● **DATASET EXCERPTS**:
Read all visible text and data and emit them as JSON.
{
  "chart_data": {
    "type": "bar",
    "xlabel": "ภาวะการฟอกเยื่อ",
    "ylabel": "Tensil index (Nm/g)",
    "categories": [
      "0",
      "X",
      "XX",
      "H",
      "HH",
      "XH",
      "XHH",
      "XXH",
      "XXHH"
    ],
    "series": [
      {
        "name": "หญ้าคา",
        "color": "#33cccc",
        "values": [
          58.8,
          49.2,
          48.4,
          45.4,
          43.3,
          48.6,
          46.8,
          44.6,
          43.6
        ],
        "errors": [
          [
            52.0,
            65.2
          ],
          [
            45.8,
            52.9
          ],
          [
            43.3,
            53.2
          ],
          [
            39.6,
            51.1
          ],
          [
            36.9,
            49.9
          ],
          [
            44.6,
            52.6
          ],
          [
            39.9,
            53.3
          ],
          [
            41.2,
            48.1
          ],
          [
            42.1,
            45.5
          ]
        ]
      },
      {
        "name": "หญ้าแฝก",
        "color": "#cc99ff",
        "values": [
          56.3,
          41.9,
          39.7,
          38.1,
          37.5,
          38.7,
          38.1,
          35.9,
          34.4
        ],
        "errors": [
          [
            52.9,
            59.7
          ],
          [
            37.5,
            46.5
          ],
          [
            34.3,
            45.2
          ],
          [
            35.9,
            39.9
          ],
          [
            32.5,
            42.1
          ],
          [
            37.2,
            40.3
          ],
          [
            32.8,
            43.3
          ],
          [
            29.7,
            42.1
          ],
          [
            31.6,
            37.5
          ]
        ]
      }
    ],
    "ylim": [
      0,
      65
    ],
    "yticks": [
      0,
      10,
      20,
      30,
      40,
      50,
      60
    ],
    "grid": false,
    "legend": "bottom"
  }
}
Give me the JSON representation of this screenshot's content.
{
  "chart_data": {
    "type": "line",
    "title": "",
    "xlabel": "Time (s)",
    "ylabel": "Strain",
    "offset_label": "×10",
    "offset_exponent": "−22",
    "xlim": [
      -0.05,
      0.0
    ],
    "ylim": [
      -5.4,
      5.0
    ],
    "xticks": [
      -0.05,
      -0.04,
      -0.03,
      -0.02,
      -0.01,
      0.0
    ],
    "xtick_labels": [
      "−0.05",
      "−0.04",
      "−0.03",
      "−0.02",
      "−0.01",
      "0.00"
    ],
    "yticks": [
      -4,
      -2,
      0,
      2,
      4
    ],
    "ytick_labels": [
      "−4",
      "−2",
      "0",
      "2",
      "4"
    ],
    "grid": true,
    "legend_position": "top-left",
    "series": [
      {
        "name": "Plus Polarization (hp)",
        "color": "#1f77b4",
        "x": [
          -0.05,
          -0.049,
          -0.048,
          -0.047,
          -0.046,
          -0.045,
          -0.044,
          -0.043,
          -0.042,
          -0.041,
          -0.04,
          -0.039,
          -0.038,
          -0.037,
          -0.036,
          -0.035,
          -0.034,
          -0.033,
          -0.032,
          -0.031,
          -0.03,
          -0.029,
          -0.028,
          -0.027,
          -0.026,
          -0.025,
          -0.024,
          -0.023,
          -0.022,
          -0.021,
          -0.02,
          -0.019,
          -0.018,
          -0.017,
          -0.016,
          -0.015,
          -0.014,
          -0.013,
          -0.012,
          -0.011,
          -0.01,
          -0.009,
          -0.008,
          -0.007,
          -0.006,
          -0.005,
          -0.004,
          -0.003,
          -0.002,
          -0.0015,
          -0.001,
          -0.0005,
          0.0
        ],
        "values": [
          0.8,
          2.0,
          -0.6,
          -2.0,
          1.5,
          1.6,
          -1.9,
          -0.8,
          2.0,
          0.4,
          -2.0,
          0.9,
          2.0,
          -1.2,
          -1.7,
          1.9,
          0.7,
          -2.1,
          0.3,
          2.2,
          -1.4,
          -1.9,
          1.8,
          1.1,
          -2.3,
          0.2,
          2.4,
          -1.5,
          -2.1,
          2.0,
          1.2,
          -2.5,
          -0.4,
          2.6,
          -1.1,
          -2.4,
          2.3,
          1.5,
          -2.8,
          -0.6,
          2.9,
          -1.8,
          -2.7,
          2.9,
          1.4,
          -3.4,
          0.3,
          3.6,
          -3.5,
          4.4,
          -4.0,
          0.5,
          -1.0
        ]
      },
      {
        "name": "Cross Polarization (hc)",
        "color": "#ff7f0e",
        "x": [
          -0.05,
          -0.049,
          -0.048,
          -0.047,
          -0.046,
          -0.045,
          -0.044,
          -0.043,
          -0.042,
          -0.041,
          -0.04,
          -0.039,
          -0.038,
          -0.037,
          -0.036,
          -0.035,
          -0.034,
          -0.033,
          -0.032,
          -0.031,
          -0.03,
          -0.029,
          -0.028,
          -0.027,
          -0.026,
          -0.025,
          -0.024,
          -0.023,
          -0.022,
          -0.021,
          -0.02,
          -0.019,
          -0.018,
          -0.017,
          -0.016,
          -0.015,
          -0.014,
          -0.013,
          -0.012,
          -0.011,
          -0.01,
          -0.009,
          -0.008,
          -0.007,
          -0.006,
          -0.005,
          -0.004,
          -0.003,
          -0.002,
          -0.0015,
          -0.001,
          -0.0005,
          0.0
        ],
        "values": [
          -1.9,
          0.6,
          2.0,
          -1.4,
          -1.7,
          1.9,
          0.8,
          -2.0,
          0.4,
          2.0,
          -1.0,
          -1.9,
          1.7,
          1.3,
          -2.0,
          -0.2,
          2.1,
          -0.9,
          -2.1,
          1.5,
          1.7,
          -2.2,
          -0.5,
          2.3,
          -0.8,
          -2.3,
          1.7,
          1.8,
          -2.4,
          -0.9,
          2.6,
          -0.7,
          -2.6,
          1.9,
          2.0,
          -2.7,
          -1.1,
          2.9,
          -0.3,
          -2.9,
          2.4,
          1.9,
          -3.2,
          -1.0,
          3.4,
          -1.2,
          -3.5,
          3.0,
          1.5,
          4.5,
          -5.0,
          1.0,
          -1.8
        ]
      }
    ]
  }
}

● **PROBLEM**: Pick out the lines that have the word "color". Copy them all.

● **FINAL RESULT**:
        "color": "#33cccc",
        "color": "#cc99ff",
        "color": "#1f77b4",
        "color": "#ff7f0e",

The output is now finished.